** START DATA LISTING **

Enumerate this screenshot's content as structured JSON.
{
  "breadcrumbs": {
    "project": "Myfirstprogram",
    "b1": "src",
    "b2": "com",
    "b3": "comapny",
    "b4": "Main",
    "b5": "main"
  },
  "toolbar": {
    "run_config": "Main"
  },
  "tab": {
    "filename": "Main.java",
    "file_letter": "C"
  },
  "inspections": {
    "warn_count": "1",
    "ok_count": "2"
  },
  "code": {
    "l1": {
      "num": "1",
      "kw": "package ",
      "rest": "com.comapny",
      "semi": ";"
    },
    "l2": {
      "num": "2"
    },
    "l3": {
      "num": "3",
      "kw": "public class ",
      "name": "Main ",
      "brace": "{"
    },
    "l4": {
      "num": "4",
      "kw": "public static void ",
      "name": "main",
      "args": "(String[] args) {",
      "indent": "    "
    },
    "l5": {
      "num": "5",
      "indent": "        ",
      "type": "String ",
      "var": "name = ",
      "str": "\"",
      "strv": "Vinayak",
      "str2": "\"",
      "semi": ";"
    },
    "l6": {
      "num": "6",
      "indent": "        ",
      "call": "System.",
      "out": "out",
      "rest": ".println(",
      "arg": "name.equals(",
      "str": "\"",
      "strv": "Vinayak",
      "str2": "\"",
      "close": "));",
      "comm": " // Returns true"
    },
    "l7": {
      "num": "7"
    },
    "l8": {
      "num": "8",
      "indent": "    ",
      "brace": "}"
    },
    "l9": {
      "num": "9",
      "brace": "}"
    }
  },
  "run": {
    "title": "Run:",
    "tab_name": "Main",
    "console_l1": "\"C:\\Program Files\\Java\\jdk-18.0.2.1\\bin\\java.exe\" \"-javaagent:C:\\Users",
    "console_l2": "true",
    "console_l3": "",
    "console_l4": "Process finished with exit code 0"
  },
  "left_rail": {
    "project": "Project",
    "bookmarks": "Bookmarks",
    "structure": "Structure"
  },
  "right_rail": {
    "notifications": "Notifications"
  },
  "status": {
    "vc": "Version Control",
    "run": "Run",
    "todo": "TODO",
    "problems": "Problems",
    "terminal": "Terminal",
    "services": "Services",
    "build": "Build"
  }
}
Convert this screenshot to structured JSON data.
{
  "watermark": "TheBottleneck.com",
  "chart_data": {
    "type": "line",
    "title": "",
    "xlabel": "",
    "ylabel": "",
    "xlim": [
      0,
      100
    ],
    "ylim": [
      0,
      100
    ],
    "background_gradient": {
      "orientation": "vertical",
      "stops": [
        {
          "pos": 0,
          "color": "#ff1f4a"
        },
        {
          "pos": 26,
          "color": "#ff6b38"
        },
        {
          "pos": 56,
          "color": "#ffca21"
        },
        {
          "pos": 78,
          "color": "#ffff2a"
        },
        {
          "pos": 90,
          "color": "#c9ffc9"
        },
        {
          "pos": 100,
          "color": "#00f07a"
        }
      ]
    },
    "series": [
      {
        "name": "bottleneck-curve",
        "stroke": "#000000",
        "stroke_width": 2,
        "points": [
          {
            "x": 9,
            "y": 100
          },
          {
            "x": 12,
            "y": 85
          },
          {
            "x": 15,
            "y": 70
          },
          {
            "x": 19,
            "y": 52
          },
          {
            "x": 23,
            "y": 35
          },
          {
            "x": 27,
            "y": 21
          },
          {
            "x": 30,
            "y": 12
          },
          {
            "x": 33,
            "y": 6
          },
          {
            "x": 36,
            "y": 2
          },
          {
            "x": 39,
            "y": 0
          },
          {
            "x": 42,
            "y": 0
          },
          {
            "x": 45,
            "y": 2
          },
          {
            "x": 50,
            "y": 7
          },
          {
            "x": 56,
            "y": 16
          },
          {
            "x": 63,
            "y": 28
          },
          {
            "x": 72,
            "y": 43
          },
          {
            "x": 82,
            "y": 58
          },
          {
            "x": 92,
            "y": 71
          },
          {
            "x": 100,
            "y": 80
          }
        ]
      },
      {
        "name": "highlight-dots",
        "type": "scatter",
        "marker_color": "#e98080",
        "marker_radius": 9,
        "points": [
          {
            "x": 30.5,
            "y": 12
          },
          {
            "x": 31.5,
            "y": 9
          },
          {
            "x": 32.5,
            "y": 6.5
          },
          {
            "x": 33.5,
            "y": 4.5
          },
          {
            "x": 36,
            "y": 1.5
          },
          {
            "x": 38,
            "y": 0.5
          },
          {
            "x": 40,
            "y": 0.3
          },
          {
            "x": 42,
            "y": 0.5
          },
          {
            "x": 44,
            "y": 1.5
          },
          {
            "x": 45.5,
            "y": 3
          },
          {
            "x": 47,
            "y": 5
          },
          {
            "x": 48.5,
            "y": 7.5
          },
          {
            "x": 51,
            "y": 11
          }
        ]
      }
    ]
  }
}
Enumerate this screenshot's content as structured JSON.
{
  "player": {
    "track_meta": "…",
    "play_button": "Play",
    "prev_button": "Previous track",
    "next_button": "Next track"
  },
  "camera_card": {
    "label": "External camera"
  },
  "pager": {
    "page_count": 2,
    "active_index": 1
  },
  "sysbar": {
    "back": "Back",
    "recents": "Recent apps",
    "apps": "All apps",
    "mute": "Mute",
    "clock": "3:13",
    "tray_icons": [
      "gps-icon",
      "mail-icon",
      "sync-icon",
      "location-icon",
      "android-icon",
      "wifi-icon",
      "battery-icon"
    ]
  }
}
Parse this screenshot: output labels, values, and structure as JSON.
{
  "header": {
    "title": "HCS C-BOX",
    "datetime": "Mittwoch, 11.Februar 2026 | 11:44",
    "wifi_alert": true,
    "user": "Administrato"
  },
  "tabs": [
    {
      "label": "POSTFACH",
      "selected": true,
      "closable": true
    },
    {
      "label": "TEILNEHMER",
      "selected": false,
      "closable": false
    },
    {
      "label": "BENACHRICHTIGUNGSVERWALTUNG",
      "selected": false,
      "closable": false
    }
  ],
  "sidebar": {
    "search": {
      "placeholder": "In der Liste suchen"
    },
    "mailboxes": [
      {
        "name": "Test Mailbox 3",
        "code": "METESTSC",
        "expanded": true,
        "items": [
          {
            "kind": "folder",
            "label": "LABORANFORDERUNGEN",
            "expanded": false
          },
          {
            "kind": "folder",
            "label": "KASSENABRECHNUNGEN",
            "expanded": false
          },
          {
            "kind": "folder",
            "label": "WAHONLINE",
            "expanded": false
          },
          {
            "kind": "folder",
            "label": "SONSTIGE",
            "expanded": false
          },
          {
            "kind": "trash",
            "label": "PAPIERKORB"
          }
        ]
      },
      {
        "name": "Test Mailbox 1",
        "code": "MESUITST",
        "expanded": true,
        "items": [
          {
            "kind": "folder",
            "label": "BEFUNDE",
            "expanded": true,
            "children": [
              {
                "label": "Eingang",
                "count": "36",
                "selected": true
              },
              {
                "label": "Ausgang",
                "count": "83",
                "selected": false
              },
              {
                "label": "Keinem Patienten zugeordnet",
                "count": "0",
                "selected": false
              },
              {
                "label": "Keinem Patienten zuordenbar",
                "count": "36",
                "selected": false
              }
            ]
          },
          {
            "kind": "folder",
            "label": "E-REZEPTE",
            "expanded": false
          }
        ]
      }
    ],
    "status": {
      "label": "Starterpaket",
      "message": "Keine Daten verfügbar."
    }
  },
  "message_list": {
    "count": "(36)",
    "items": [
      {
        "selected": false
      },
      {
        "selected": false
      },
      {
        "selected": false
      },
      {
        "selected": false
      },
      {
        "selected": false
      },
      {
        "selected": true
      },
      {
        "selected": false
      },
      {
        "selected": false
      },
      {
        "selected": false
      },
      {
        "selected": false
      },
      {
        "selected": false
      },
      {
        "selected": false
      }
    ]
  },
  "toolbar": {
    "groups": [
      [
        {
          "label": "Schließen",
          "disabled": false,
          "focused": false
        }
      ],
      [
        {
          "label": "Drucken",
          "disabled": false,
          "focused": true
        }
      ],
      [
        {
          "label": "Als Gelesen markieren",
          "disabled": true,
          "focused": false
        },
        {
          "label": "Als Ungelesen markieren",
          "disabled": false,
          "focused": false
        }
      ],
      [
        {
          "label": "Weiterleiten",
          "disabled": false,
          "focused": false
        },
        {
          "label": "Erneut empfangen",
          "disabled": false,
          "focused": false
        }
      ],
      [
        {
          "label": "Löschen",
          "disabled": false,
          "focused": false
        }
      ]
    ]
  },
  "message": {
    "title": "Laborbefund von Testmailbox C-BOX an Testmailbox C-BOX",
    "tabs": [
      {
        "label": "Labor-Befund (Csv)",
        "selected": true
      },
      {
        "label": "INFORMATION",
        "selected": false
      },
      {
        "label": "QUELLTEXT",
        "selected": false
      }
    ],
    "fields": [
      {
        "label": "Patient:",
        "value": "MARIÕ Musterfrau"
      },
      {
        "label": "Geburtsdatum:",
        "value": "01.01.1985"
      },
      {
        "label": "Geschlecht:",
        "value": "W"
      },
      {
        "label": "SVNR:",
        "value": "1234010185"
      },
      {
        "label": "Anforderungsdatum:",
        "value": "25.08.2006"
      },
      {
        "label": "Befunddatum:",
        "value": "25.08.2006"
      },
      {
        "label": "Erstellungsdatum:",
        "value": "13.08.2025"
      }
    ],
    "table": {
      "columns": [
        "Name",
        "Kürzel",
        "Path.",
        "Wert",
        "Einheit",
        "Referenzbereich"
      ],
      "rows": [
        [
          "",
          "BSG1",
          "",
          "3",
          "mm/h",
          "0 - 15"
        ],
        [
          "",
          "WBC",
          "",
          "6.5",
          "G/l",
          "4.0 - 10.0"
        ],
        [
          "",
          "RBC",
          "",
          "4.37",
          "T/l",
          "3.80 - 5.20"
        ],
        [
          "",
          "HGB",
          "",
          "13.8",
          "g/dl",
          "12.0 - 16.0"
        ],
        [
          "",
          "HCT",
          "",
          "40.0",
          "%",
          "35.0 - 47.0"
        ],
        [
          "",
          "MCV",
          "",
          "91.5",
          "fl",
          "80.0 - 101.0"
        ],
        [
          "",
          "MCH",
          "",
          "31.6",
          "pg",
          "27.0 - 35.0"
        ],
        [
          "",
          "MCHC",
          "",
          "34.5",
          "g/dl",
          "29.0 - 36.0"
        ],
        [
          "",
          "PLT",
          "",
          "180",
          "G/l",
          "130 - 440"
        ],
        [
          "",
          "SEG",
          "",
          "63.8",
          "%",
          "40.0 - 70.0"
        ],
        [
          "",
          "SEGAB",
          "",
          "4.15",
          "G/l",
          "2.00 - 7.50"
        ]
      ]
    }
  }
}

** END DATA LISTING **

Above are the records. Copy every line in them holding "this".

Enumerate this screenshot's content as structured JSON.
Convert this screenshot to structured JSON data.
Enumerate this screenshot's content as structured JSON.
Parse this screenshot: output labels, values, and structure as JSON.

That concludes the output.